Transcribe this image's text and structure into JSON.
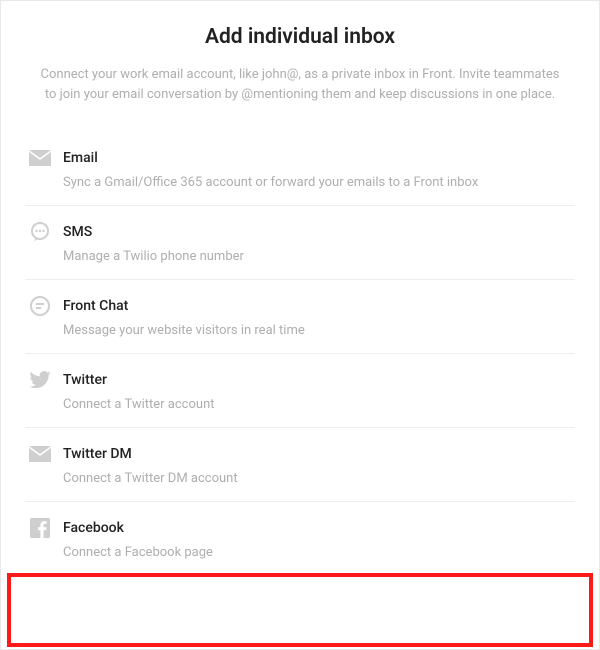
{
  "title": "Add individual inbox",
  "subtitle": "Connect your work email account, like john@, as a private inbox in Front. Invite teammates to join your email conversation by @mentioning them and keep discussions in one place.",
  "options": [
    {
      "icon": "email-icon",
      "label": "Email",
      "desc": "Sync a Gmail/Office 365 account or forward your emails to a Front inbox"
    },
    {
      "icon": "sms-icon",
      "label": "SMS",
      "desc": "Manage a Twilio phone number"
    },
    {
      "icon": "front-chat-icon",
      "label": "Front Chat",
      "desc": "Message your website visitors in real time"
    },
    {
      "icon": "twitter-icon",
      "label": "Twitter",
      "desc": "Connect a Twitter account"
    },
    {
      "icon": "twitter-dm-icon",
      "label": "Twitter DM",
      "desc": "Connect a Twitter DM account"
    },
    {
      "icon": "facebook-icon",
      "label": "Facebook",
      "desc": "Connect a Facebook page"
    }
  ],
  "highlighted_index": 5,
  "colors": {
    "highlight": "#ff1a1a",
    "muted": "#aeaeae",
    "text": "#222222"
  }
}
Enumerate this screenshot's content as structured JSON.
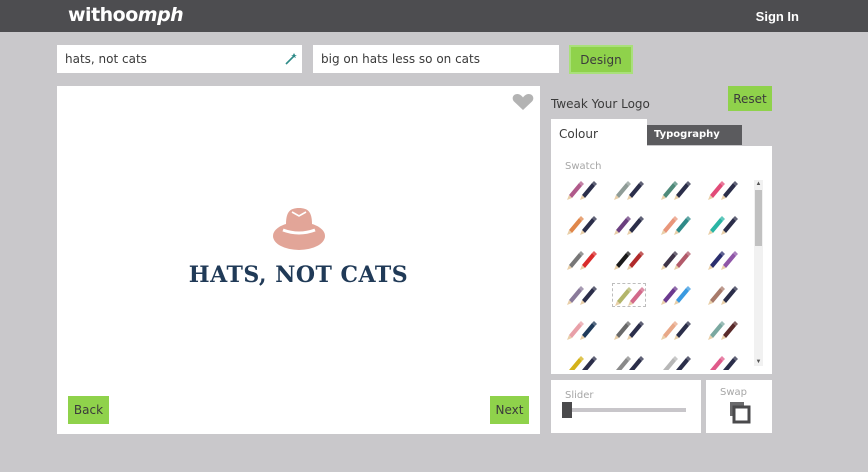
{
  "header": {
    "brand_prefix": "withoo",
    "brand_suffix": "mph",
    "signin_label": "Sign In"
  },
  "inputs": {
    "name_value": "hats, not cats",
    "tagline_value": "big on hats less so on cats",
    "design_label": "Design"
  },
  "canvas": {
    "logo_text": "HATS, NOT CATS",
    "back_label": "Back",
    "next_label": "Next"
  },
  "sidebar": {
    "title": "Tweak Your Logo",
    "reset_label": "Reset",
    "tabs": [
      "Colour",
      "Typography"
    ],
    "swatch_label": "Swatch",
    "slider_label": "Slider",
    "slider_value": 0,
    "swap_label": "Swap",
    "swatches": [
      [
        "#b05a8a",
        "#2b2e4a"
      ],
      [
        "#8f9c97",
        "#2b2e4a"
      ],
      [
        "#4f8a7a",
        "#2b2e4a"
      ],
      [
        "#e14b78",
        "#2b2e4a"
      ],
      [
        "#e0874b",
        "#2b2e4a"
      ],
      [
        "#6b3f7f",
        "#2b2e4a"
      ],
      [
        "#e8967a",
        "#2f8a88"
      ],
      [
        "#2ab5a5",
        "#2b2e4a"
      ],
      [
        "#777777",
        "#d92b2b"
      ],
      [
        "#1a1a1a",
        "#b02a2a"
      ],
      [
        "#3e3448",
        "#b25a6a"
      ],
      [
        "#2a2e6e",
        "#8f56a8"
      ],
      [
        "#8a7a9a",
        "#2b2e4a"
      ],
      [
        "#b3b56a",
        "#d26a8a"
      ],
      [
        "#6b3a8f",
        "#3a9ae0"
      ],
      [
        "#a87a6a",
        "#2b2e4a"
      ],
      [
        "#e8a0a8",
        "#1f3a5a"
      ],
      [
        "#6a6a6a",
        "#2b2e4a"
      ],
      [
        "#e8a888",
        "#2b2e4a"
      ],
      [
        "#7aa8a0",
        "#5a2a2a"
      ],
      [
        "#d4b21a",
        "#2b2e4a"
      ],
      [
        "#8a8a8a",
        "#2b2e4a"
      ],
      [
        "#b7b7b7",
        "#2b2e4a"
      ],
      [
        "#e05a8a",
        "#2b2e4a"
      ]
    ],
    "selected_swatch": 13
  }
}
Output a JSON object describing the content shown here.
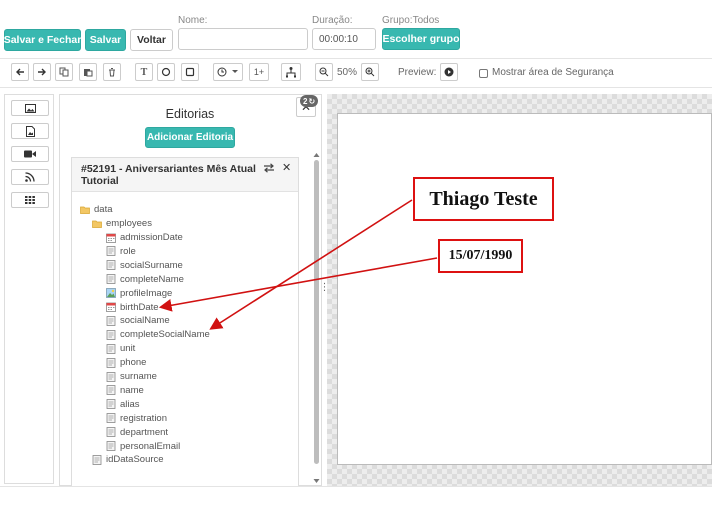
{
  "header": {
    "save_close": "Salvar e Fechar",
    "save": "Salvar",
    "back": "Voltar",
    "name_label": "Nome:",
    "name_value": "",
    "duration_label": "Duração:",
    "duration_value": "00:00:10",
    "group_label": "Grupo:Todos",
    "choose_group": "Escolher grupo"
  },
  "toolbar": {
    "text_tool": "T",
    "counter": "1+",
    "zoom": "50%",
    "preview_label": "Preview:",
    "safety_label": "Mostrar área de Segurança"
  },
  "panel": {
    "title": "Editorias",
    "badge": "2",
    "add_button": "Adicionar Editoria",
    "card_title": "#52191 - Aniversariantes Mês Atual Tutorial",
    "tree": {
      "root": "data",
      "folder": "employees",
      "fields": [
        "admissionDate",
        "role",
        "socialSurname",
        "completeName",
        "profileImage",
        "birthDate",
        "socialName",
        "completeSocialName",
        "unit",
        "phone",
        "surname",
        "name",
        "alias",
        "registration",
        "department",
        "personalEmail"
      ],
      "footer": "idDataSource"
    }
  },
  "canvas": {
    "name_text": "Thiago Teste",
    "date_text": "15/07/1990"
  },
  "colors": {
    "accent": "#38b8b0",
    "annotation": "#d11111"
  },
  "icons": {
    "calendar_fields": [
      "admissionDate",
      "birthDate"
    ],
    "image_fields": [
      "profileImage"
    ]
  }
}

==

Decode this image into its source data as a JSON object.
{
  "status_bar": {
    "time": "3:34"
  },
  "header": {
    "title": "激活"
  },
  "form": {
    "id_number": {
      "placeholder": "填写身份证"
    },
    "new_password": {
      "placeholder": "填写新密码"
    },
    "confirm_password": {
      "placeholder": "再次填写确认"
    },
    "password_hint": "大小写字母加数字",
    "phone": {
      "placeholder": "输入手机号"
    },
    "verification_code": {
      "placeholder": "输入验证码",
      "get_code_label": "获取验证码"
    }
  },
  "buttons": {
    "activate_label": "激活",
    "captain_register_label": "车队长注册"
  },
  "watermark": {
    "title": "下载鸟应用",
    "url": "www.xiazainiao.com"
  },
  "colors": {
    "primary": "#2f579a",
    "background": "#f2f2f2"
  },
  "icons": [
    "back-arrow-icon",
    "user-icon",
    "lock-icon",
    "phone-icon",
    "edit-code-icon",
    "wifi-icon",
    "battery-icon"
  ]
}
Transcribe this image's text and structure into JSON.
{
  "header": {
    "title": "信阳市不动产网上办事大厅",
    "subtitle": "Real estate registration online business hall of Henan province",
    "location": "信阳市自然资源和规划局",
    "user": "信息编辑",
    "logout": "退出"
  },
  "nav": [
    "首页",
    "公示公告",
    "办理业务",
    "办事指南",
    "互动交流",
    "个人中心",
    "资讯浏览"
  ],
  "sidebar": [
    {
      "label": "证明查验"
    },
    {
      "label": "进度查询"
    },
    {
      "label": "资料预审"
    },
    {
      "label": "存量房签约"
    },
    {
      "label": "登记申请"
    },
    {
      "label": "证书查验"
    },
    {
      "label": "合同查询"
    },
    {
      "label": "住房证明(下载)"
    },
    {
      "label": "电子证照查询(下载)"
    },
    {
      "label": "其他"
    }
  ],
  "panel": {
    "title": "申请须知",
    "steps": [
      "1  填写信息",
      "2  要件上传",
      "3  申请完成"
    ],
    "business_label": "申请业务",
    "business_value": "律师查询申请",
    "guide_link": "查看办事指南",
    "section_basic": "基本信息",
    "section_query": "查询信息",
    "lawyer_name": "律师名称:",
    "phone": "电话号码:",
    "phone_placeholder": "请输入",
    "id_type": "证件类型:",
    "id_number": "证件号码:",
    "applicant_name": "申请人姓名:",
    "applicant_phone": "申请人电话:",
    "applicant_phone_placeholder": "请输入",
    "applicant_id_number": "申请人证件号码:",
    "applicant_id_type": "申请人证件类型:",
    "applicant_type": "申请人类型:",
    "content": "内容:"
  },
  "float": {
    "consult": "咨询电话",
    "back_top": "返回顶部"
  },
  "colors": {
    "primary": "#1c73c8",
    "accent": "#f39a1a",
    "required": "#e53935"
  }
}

_Directions_. Pick each line holding the word "content" out of the listing.

_Expected answer_.
Enumerate this screenshot's content as structured JSON.
Output a JSON object describing the content shown here.
    "content": "内容:"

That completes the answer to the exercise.